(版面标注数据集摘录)

▬▬▬▬▬▬▬▬▬▬

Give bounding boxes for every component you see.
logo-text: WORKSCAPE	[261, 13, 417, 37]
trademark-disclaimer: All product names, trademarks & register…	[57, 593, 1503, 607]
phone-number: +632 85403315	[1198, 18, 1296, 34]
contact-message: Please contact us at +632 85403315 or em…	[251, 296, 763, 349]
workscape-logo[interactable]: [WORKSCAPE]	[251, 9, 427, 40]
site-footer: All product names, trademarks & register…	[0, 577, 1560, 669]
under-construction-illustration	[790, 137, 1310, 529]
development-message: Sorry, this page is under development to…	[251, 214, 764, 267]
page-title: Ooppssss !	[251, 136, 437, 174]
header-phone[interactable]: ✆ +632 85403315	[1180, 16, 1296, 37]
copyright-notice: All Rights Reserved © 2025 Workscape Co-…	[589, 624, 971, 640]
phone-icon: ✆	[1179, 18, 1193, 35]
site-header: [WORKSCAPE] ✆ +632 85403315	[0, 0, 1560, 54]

▬▬▬▬▬▬▬▬▬▬

# [文字要求]
请逐字照录上面的全部各行，不得遗漏或改动任何一行。

# [正确结果]
Give bounding boxes for every component you see.
logo-text: WORKSCAPE	[261, 13, 417, 37]
trademark-disclaimer: All product names, trademarks & register…	[57, 593, 1503, 607]
phone-number: +632 85403315	[1198, 18, 1296, 34]
contact-message: Please contact us at +632 85403315 or em…	[251, 296, 763, 349]
workscape-logo[interactable]: [WORKSCAPE]	[251, 9, 427, 40]
site-footer: All product names, trademarks & register…	[0, 577, 1560, 669]
under-construction-illustration	[790, 137, 1310, 529]
development-message: Sorry, this page is under development to…	[251, 214, 764, 267]
page-title: Ooppssss !	[251, 136, 437, 174]
header-phone[interactable]: ✆ +632 85403315	[1180, 16, 1296, 37]
copyright-notice: All Rights Reserved © 2025 Workscape Co-…	[589, 624, 971, 640]
phone-icon: ✆	[1179, 18, 1193, 35]
site-header: [WORKSCAPE] ✆ +632 85403315	[0, 0, 1560, 54]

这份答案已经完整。